--- BEGIN ---
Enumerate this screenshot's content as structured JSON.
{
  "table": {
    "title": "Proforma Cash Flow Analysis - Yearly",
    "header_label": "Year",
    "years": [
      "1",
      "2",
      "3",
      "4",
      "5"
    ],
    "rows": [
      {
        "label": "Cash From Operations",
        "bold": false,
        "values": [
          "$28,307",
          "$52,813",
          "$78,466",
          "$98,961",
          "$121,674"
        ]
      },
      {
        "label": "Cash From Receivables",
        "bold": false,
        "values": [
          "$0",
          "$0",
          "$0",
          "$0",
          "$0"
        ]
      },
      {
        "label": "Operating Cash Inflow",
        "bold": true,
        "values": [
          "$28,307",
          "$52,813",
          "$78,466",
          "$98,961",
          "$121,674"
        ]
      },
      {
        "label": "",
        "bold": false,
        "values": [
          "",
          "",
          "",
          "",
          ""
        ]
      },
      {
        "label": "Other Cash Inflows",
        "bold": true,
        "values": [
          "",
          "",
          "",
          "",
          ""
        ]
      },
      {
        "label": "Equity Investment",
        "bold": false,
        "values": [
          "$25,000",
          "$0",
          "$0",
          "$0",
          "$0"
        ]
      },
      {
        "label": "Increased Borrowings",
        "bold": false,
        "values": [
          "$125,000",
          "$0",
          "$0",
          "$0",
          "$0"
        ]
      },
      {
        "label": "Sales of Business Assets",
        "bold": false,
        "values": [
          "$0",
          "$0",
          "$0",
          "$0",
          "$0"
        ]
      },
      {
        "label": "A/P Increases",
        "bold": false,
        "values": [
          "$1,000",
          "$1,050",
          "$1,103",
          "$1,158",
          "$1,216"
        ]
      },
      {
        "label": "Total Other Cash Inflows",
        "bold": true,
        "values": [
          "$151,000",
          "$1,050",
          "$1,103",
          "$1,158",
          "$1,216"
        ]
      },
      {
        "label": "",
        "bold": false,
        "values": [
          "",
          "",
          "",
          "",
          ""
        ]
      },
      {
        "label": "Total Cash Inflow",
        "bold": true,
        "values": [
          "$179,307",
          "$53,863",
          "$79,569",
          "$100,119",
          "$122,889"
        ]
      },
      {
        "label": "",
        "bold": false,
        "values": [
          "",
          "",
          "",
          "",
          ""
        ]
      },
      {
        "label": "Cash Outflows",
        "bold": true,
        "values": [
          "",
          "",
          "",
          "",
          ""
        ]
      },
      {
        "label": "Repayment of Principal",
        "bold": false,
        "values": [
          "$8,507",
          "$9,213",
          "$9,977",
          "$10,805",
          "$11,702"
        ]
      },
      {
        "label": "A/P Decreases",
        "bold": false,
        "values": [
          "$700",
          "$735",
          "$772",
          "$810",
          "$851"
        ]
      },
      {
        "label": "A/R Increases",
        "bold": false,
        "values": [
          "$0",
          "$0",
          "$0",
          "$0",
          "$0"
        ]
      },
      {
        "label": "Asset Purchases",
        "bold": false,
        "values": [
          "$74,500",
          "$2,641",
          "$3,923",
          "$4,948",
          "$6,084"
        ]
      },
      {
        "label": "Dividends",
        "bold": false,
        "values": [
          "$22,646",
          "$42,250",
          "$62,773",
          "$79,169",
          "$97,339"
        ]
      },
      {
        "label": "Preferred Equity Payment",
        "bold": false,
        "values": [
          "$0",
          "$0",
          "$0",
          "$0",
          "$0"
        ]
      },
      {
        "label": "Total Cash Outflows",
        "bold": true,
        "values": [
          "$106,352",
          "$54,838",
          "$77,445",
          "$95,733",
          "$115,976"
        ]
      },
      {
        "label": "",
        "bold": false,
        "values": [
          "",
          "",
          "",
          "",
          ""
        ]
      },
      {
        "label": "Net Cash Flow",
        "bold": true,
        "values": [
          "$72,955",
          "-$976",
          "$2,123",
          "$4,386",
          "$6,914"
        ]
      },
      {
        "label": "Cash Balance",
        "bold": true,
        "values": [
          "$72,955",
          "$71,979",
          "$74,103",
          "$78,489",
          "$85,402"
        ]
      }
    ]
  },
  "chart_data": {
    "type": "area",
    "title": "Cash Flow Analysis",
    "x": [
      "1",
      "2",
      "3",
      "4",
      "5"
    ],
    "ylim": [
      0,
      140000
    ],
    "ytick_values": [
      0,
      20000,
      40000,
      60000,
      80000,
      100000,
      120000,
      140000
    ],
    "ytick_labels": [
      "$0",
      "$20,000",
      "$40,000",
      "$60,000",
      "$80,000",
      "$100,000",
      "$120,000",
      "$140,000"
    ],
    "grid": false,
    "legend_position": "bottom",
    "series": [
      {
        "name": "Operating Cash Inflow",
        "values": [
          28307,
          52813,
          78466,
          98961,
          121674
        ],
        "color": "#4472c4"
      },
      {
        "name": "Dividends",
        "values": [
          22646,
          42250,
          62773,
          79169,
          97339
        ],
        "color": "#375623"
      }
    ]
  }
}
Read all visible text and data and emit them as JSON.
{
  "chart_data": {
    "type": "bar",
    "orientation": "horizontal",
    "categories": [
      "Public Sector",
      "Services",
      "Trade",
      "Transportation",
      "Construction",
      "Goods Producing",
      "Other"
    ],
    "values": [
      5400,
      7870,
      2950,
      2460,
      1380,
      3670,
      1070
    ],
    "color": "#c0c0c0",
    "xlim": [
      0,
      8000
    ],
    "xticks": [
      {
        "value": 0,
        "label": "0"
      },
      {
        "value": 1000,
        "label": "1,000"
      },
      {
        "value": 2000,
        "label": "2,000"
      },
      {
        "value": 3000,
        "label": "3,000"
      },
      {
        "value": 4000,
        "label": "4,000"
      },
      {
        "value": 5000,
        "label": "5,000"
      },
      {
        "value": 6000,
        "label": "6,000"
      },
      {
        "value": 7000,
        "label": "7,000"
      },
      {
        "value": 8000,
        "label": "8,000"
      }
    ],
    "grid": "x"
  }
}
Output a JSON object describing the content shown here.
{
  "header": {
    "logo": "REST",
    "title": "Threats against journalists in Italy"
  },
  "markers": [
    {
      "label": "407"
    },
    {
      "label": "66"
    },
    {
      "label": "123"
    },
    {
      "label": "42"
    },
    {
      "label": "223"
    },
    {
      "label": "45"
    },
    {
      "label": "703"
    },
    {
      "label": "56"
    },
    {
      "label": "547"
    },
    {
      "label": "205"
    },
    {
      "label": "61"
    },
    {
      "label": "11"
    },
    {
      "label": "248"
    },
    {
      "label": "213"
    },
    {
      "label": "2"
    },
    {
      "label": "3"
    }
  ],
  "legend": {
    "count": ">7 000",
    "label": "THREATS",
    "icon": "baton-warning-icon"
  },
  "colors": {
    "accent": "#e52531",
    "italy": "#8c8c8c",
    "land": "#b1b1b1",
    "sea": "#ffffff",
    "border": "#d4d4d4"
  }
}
--- END ---
*EXERCISE DESCRIPTION*
Repeat only the stretch of lines starting at the one containing "Output a JSON" and running to the final line of the entries above.

*EXERCISE ANSWER*
Output a JSON object describing the content shown here.
{
  "header": {
    "logo": "REST",
    "title": "Threats against journalists in Italy"
  },
  "markers": [
    {
      "label": "407"
    },
    {
      "label": "66"
    },
    {
      "label": "123"
    },
    {
      "label": "42"
    },
    {
      "label": "223"
    },
    {
      "label": "45"
    },
    {
      "label": "703"
    },
    {
      "label": "56"
    },
    {
      "label": "547"
    },
    {
      "label": "205"
    },
    {
      "label": "61"
    },
    {
      "label": "11"
    },
    {
      "label": "248"
    },
    {
      "label": "213"
    },
    {
      "label": "2"
    },
    {
      "label": "3"
    }
  ],
  "legend": {
    "count": ">7 000",
    "label": "THREATS",
    "icon": "baton-warning-icon"
  },
  "colors": {
    "accent": "#e52531",
    "italy": "#8c8c8c",
    "land": "#b1b1b1",
    "sea": "#ffffff",
    "border": "#d4d4d4"
  }
}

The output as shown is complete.